# TASK DETAILS:
Find the lines below that contain the string "icon". Copy each one.
_ _ _
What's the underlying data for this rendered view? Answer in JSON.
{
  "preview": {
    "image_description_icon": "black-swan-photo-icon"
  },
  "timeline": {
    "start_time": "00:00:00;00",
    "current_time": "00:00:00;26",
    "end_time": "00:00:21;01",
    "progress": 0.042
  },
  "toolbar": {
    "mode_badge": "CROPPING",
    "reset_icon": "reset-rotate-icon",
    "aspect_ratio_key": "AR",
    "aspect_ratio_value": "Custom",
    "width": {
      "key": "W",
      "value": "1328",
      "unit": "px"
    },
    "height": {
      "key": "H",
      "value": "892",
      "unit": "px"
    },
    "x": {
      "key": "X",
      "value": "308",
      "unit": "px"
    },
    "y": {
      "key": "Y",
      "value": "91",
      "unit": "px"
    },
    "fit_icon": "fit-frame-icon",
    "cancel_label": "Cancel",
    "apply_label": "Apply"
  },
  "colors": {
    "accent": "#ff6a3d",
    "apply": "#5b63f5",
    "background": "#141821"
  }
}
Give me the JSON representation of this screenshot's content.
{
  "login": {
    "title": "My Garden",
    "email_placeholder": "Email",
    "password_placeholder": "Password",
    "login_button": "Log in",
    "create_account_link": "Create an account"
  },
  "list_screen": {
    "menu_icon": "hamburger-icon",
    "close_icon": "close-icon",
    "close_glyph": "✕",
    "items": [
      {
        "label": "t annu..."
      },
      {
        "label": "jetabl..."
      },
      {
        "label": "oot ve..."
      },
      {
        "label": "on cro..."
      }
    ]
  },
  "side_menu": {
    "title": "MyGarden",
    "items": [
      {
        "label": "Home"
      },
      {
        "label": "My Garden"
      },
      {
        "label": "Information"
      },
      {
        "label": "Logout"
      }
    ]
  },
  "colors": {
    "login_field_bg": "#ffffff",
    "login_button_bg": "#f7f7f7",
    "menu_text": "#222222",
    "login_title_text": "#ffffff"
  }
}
_ _ _
# RESULT OF THIS EXERCISE:
    "image_description_icon": "black-swan-photo-icon"
    "reset_icon": "reset-rotate-icon",
    "fit_icon": "fit-frame-icon",
    "menu_icon": "hamburger-icon",
    "close_icon": "close-icon",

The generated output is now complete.